— Goal of the exercise —
Make an exact copy of the entries below.

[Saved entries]

====================

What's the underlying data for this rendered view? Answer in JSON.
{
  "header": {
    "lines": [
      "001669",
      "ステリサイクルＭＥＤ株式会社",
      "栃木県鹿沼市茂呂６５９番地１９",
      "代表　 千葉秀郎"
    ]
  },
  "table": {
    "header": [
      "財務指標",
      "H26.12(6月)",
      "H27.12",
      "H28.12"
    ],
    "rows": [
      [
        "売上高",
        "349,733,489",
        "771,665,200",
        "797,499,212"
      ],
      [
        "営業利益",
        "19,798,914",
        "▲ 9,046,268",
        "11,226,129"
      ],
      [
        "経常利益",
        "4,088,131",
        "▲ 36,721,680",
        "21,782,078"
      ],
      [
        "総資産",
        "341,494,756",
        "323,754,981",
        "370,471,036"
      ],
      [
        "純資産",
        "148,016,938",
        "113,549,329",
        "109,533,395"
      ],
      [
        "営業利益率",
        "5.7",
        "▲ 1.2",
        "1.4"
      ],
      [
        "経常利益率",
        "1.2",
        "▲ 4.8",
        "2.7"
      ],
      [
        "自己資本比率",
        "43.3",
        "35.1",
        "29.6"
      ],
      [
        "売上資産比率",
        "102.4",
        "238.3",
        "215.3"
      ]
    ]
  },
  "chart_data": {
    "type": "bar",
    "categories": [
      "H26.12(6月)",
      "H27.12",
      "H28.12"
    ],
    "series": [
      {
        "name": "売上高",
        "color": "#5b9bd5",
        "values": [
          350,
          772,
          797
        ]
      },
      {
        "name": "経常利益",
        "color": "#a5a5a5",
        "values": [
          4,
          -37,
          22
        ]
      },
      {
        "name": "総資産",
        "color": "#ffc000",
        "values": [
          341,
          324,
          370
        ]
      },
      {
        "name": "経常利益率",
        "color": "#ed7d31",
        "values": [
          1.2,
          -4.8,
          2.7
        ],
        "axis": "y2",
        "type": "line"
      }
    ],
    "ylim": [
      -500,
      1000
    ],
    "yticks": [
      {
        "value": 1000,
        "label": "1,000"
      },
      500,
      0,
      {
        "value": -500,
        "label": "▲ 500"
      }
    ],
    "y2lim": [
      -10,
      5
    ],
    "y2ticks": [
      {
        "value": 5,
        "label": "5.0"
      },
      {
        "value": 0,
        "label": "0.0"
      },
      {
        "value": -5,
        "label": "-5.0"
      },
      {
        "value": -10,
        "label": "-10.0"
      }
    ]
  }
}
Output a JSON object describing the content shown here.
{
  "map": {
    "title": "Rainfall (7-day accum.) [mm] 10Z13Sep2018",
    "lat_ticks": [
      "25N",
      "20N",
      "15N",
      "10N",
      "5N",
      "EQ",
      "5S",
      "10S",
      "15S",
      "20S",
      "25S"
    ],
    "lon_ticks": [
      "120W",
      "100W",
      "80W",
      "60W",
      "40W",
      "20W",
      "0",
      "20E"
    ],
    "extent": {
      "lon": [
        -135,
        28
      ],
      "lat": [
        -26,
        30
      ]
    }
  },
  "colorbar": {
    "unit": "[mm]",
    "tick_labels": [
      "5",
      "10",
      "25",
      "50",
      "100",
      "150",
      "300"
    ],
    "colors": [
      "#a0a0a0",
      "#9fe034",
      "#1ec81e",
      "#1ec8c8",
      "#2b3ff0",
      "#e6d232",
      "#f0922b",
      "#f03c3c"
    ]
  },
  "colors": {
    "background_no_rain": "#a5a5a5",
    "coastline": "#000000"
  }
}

====================

— Answer to the exercise —
What's the underlying data for this rendered view? Answer in JSON.
{
  "header": {
    "lines": [
      "001669",
      "ステリサイクルＭＥＤ株式会社",
      "栃木県鹿沼市茂呂６５９番地１９",
      "代表　 千葉秀郎"
    ]
  },
  "table": {
    "header": [
      "財務指標",
      "H26.12(6月)",
      "H27.12",
      "H28.12"
    ],
    "rows": [
      [
        "売上高",
        "349,733,489",
        "771,665,200",
        "797,499,212"
      ],
      [
        "営業利益",
        "19,798,914",
        "▲ 9,046,268",
        "11,226,129"
      ],
      [
        "経常利益",
        "4,088,131",
        "▲ 36,721,680",
        "21,782,078"
      ],
      [
        "総資産",
        "341,494,756",
        "323,754,981",
        "370,471,036"
      ],
      [
        "純資産",
        "148,016,938",
        "113,549,329",
        "109,533,395"
      ],
      [
        "営業利益率",
        "5.7",
        "▲ 1.2",
        "1.4"
      ],
      [
        "経常利益率",
        "1.2",
        "▲ 4.8",
        "2.7"
      ],
      [
        "自己資本比率",
        "43.3",
        "35.1",
        "29.6"
      ],
      [
        "売上資産比率",
        "102.4",
        "238.3",
        "215.3"
      ]
    ]
  },
  "chart_data": {
    "type": "bar",
    "categories": [
      "H26.12(6月)",
      "H27.12",
      "H28.12"
    ],
    "series": [
      {
        "name": "売上高",
        "color": "#5b9bd5",
        "values": [
          350,
          772,
          797
        ]
      },
      {
        "name": "経常利益",
        "color": "#a5a5a5",
        "values": [
          4,
          -37,
          22
        ]
      },
      {
        "name": "総資産",
        "color": "#ffc000",
        "values": [
          341,
          324,
          370
        ]
      },
      {
        "name": "経常利益率",
        "color": "#ed7d31",
        "values": [
          1.2,
          -4.8,
          2.7
        ],
        "axis": "y2",
        "type": "line"
      }
    ],
    "ylim": [
      -500,
      1000
    ],
    "yticks": [
      {
        "value": 1000,
        "label": "1,000"
      },
      500,
      0,
      {
        "value": -500,
        "label": "▲ 500"
      }
    ],
    "y2lim": [
      -10,
      5
    ],
    "y2ticks": [
      {
        "value": 5,
        "label": "5.0"
      },
      {
        "value": 0,
        "label": "0.0"
      },
      {
        "value": -5,
        "label": "-5.0"
      },
      {
        "value": -10,
        "label": "-10.0"
      }
    ]
  }
}
Output a JSON object describing the content shown here.
{
  "map": {
    "title": "Rainfall (7-day accum.) [mm] 10Z13Sep2018",
    "lat_ticks": [
      "25N",
      "20N",
      "15N",
      "10N",
      "5N",
      "EQ",
      "5S",
      "10S",
      "15S",
      "20S",
      "25S"
    ],
    "lon_ticks": [
      "120W",
      "100W",
      "80W",
      "60W",
      "40W",
      "20W",
      "0",
      "20E"
    ],
    "extent": {
      "lon": [
        -135,
        28
      ],
      "lat": [
        -26,
        30
      ]
    }
  },
  "colorbar": {
    "unit": "[mm]",
    "tick_labels": [
      "5",
      "10",
      "25",
      "50",
      "100",
      "150",
      "300"
    ],
    "colors": [
      "#a0a0a0",
      "#9fe034",
      "#1ec81e",
      "#1ec8c8",
      "#2b3ff0",
      "#e6d232",
      "#f0922b",
      "#f03c3c"
    ]
  },
  "colors": {
    "background_no_rain": "#a5a5a5",
    "coastline": "#000000"
  }
}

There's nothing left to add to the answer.